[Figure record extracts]
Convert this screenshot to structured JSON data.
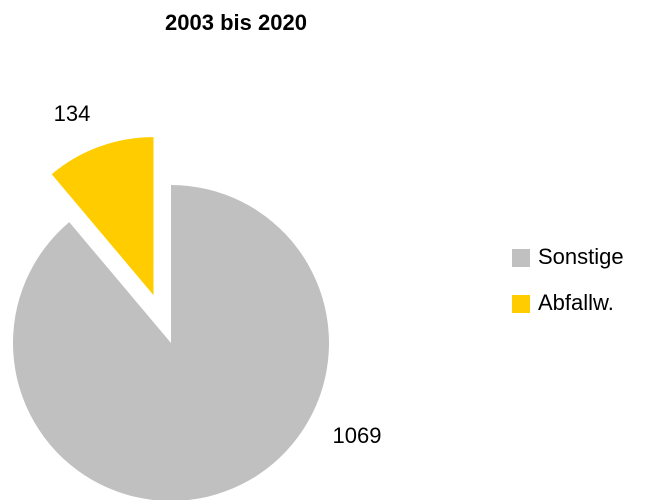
{
  "chart_data": {
    "type": "pie",
    "title": "2003 bis 2020",
    "categories": [
      "Sonstige",
      "Abfallw."
    ],
    "values": [
      1069,
      134
    ],
    "colors": [
      "#c0c0c0",
      "#ffcc00"
    ],
    "legend": "right"
  }
}
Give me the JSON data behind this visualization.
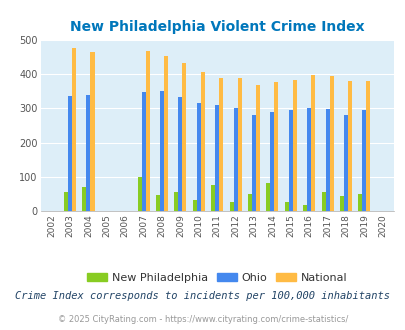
{
  "title": "New Philadelphia Violent Crime Index",
  "years": [
    2002,
    2003,
    2004,
    2005,
    2006,
    2007,
    2008,
    2009,
    2010,
    2011,
    2012,
    2013,
    2014,
    2015,
    2016,
    2017,
    2018,
    2019,
    2020
  ],
  "new_philadelphia": [
    0,
    57,
    70,
    0,
    0,
    100,
    48,
    57,
    32,
    75,
    27,
    50,
    83,
    27,
    18,
    57,
    43,
    50,
    0
  ],
  "ohio": [
    0,
    335,
    338,
    0,
    0,
    347,
    350,
    332,
    315,
    310,
    300,
    279,
    289,
    295,
    300,
    298,
    281,
    295,
    0
  ],
  "national": [
    0,
    476,
    463,
    0,
    0,
    466,
    453,
    431,
    405,
    387,
    387,
    368,
    376,
    383,
    398,
    394,
    380,
    380,
    0
  ],
  "new_philadelphia_color": "#88cc22",
  "ohio_color": "#4488ee",
  "national_color": "#ffbb44",
  "plot_bg_color": "#ddeef8",
  "title_color": "#0077bb",
  "grid_color": "#ffffff",
  "ylim": [
    0,
    500
  ],
  "yticks": [
    0,
    100,
    200,
    300,
    400,
    500
  ],
  "footer_text1": "Crime Index corresponds to incidents per 100,000 inhabitants",
  "footer_text2": "© 2025 CityRating.com - https://www.cityrating.com/crime-statistics/",
  "legend_labels": [
    "New Philadelphia",
    "Ohio",
    "National"
  ]
}
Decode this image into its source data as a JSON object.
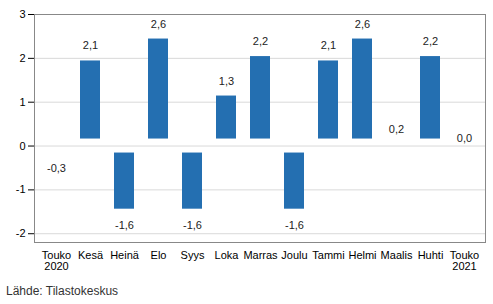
{
  "chart_data": {
    "type": "bar",
    "caption": "Lähde: Tilastokeskus",
    "categories": [
      "Touko\n2020",
      "Kesä",
      "Heinä",
      "Elo",
      "Syys",
      "Loka",
      "Marras",
      "Joulu",
      "Tammi",
      "Helmi",
      "Maalis",
      "Huhti",
      "Touko\n2021"
    ],
    "values": [
      -0.3,
      2.1,
      -1.6,
      2.6,
      -1.6,
      1.3,
      2.2,
      -1.6,
      2.1,
      2.6,
      0.2,
      2.2,
      0.0
    ],
    "value_labels": [
      "-0,3",
      "2,1",
      "-1,6",
      "2,6",
      "-1,6",
      "1,3",
      "2,2",
      "-1,6",
      "2,1",
      "2,6",
      "0,2",
      "2,2",
      "0,0"
    ],
    "color": "#246fb1",
    "ylim": [
      -2.2,
      3
    ],
    "yticks": [
      -2,
      -1,
      0,
      1,
      2,
      3
    ],
    "grid": true,
    "data_labels": true
  }
}
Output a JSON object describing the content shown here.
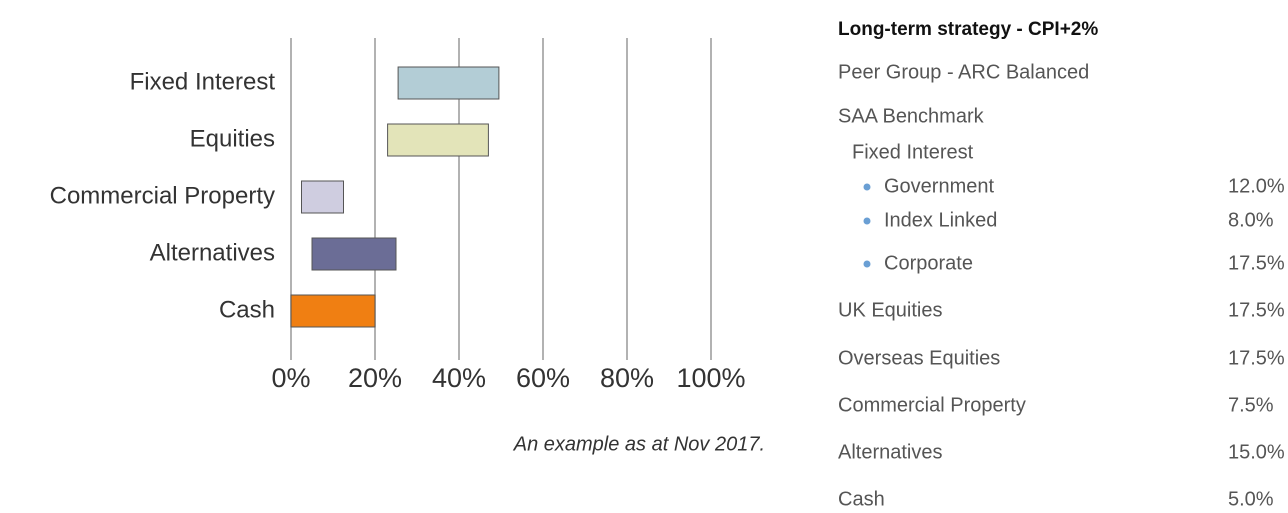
{
  "chart_data": {
    "type": "floating-bar",
    "categories": [
      "Fixed Interest",
      "Equities",
      "Commercial Property",
      "Alternatives",
      "Cash"
    ],
    "values": [
      [
        25.5,
        49.5
      ],
      [
        23,
        47
      ],
      [
        2.5,
        12.5
      ],
      [
        5,
        25
      ],
      [
        0,
        20
      ]
    ],
    "colors": [
      "#b3cdd6",
      "#e3e4b9",
      "#cfcde0",
      "#6b6d96",
      "#f07f12"
    ],
    "xlim": [
      0,
      100
    ],
    "xticks": [
      {
        "value": 0,
        "label": "0%"
      },
      {
        "value": 20,
        "label": "20%"
      },
      {
        "value": 40,
        "label": "40%"
      },
      {
        "value": 60,
        "label": "60%"
      },
      {
        "value": 80,
        "label": "80%"
      },
      {
        "value": 100,
        "label": "100%"
      }
    ],
    "grid": true,
    "annotation": "An example as at Nov 2017."
  },
  "panel": {
    "title": "Long-term strategy - CPI+2%",
    "peer_group": "Peer Group - ARC Balanced",
    "benchmark": "SAA Benchmark",
    "subheading": "Fixed Interest",
    "sub_items": [
      {
        "label": "Government",
        "value": "12.0%"
      },
      {
        "label": "Index Linked",
        "value": "8.0%"
      },
      {
        "label": "Corporate",
        "value": "17.5%"
      }
    ],
    "items": [
      {
        "label": "UK Equities",
        "value": "17.5%"
      },
      {
        "label": "Overseas Equities",
        "value": "17.5%"
      },
      {
        "label": "Commercial Property",
        "value": "7.5%"
      },
      {
        "label": "Alternatives",
        "value": "15.0%"
      },
      {
        "label": "Cash",
        "value": "5.0%"
      }
    ]
  }
}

# What you need to do
Copy every line of the entries above in which "JSON" occurs.

# Task solution
Convert this screenshot to structured JSON data.
Give me the JSON data behind this visualization.
Decode this image into its source data as a JSON object.
Output a JSON object describing the content shown here.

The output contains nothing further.